Compute how many lines in the entries below contain "Stomach", and output nothing but the number.

··········

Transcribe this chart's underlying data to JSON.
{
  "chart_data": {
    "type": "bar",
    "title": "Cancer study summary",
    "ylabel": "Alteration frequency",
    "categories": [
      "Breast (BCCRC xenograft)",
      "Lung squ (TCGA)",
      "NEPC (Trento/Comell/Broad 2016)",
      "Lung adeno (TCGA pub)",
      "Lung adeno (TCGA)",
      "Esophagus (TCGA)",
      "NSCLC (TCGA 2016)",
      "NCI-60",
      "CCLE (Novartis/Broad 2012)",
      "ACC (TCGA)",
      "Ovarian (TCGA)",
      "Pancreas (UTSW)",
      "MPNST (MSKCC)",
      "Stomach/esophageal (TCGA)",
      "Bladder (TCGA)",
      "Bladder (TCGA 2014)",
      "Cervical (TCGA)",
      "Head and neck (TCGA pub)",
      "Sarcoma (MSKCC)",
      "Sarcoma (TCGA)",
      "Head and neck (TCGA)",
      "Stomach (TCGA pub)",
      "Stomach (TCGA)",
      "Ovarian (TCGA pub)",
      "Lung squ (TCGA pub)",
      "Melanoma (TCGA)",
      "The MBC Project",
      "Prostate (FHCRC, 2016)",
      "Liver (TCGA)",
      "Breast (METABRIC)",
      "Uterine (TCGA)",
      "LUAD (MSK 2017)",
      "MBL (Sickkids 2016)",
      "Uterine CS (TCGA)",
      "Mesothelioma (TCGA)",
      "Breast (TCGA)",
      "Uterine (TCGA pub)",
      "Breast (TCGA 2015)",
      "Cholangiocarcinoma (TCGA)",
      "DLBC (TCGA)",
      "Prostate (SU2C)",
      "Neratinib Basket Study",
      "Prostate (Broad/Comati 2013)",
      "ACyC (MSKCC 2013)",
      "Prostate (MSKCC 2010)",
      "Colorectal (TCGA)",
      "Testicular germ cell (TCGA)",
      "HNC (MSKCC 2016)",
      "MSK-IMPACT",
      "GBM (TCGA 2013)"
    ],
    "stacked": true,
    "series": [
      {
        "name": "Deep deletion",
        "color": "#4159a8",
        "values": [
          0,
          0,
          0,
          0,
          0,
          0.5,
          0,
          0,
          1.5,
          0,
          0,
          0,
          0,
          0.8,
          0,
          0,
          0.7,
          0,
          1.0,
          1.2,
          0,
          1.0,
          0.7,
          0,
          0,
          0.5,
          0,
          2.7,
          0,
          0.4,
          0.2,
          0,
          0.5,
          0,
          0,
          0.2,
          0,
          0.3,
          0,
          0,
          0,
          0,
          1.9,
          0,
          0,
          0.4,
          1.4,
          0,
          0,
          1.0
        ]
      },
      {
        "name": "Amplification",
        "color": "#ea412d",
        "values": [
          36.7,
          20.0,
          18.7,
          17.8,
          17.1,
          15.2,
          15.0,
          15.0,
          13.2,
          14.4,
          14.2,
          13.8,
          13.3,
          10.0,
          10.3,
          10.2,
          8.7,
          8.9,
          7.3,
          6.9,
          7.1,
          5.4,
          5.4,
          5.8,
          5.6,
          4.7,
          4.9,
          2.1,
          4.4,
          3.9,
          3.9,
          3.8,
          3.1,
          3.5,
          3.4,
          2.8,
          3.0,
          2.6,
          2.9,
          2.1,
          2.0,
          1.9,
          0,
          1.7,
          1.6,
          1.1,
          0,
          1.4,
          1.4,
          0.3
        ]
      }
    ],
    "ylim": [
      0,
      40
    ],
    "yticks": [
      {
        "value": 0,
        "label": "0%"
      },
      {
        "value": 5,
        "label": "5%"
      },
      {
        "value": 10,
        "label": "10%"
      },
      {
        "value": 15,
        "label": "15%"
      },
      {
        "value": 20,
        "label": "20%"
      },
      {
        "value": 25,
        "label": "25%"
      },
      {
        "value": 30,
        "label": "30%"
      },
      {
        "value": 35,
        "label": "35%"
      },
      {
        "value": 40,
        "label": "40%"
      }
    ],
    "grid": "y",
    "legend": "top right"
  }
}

··········

In response -
3